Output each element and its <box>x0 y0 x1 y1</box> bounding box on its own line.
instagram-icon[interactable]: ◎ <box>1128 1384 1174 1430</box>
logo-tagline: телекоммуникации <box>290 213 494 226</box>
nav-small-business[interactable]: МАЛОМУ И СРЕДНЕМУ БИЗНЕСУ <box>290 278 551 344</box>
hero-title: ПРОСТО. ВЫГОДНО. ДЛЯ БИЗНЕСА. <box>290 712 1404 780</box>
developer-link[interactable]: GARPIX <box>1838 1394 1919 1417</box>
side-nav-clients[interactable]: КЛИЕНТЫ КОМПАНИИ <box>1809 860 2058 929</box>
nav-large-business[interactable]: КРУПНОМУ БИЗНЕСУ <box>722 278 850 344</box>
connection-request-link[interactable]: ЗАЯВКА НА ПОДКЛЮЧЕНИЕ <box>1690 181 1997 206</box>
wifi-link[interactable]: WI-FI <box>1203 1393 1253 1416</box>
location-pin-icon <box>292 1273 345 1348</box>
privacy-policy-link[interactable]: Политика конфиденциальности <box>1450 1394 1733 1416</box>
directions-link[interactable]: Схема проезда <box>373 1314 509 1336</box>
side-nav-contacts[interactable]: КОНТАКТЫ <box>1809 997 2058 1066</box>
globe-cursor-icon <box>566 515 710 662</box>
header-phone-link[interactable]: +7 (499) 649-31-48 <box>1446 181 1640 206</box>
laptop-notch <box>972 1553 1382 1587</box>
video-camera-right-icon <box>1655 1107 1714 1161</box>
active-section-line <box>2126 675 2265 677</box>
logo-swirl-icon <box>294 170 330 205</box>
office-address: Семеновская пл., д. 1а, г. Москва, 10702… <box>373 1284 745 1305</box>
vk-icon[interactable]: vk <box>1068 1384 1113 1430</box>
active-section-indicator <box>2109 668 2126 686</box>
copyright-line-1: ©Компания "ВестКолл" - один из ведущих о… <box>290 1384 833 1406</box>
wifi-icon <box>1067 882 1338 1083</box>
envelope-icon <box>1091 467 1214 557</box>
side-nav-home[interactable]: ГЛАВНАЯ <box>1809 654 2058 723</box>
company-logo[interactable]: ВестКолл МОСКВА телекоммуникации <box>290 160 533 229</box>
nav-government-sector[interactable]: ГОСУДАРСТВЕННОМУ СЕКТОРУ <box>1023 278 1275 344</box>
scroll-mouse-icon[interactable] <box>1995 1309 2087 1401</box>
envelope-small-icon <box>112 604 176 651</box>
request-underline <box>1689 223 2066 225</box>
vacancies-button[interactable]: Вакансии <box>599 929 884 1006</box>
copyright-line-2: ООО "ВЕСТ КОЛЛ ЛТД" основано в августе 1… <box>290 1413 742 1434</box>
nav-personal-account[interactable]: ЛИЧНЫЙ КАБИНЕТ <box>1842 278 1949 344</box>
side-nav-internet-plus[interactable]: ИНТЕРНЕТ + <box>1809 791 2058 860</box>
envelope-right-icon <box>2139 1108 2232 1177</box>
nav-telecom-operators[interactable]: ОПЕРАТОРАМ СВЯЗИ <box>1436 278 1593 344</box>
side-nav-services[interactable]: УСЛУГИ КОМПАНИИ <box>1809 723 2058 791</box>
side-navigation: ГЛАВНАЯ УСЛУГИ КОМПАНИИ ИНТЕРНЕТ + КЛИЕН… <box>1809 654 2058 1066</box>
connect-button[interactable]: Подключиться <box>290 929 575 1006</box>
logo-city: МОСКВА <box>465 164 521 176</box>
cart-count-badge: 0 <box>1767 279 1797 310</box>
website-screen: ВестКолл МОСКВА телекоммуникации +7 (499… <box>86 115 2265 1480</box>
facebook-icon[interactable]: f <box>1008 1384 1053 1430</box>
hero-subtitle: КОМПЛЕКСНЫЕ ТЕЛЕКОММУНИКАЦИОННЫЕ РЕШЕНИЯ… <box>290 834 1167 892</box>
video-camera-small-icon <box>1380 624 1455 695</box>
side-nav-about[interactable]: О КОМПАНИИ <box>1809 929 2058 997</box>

THE PROBLEM: Reproduce each line of the items above, character for character and in the same order.

SOLUTION TO THIS EXERCISE:
Output each element and its <box>x0 y0 x1 y1</box> bounding box on its own line.
instagram-icon[interactable]: ◎ <box>1128 1384 1174 1430</box>
logo-tagline: телекоммуникации <box>290 213 494 226</box>
nav-small-business[interactable]: МАЛОМУ И СРЕДНЕМУ БИЗНЕСУ <box>290 278 551 344</box>
hero-title: ПРОСТО. ВЫГОДНО. ДЛЯ БИЗНЕСА. <box>290 712 1404 780</box>
developer-link[interactable]: GARPIX <box>1838 1394 1919 1417</box>
side-nav-clients[interactable]: КЛИЕНТЫ КОМПАНИИ <box>1809 860 2058 929</box>
nav-large-business[interactable]: КРУПНОМУ БИЗНЕСУ <box>722 278 850 344</box>
connection-request-link[interactable]: ЗАЯВКА НА ПОДКЛЮЧЕНИЕ <box>1690 181 1997 206</box>
wifi-link[interactable]: WI-FI <box>1203 1393 1253 1416</box>
location-pin-icon <box>292 1273 345 1348</box>
privacy-policy-link[interactable]: Политика конфиденциальности <box>1450 1394 1733 1416</box>
directions-link[interactable]: Схема проезда <box>373 1314 509 1336</box>
side-nav-contacts[interactable]: КОНТАКТЫ <box>1809 997 2058 1066</box>
globe-cursor-icon <box>566 515 710 662</box>
header-phone-link[interactable]: +7 (499) 649-31-48 <box>1446 181 1640 206</box>
laptop-notch <box>972 1553 1382 1587</box>
video-camera-right-icon <box>1655 1107 1714 1161</box>
active-section-line <box>2126 675 2265 677</box>
logo-swirl-icon <box>294 170 330 205</box>
office-address: Семеновская пл., д. 1а, г. Москва, 10702… <box>373 1284 745 1305</box>
vk-icon[interactable]: vk <box>1068 1384 1113 1430</box>
active-section-indicator <box>2109 668 2126 686</box>
copyright-line-1: ©Компания "ВестКолл" - один из ведущих о… <box>290 1384 833 1406</box>
wifi-icon <box>1067 882 1338 1083</box>
envelope-icon <box>1091 467 1214 557</box>
side-nav-home[interactable]: ГЛАВНАЯ <box>1809 654 2058 723</box>
company-logo[interactable]: ВестКолл МОСКВА телекоммуникации <box>290 160 533 229</box>
nav-government-sector[interactable]: ГОСУДАРСТВЕННОМУ СЕКТОРУ <box>1023 278 1275 344</box>
scroll-mouse-icon[interactable] <box>1995 1309 2087 1401</box>
envelope-small-icon <box>112 604 176 651</box>
request-underline <box>1689 223 2066 225</box>
vacancies-button[interactable]: Вакансии <box>599 929 884 1006</box>
copyright-line-2: ООО "ВЕСТ КОЛЛ ЛТД" основано в августе 1… <box>290 1413 742 1434</box>
nav-personal-account[interactable]: ЛИЧНЫЙ КАБИНЕТ <box>1842 278 1949 344</box>
side-nav-internet-plus[interactable]: ИНТЕРНЕТ + <box>1809 791 2058 860</box>
envelope-right-icon <box>2139 1108 2232 1177</box>
nav-telecom-operators[interactable]: ОПЕРАТОРАМ СВЯЗИ <box>1436 278 1593 344</box>
side-nav-services[interactable]: УСЛУГИ КОМПАНИИ <box>1809 723 2058 791</box>
side-navigation: ГЛАВНАЯ УСЛУГИ КОМПАНИИ ИНТЕРНЕТ + КЛИЕН… <box>1809 654 2058 1066</box>
connect-button[interactable]: Подключиться <box>290 929 575 1006</box>
logo-city: МОСКВА <box>465 164 521 176</box>
cart-count-badge: 0 <box>1767 279 1797 310</box>
website-screen: ВестКолл МОСКВА телекоммуникации +7 (499… <box>86 115 2265 1480</box>
facebook-icon[interactable]: f <box>1008 1384 1053 1430</box>
hero-subtitle: КОМПЛЕКСНЫЕ ТЕЛЕКОММУНИКАЦИОННЫЕ РЕШЕНИЯ… <box>290 834 1167 892</box>
video-camera-small-icon <box>1380 624 1455 695</box>
side-nav-about[interactable]: О КОМПАНИИ <box>1809 929 2058 997</box>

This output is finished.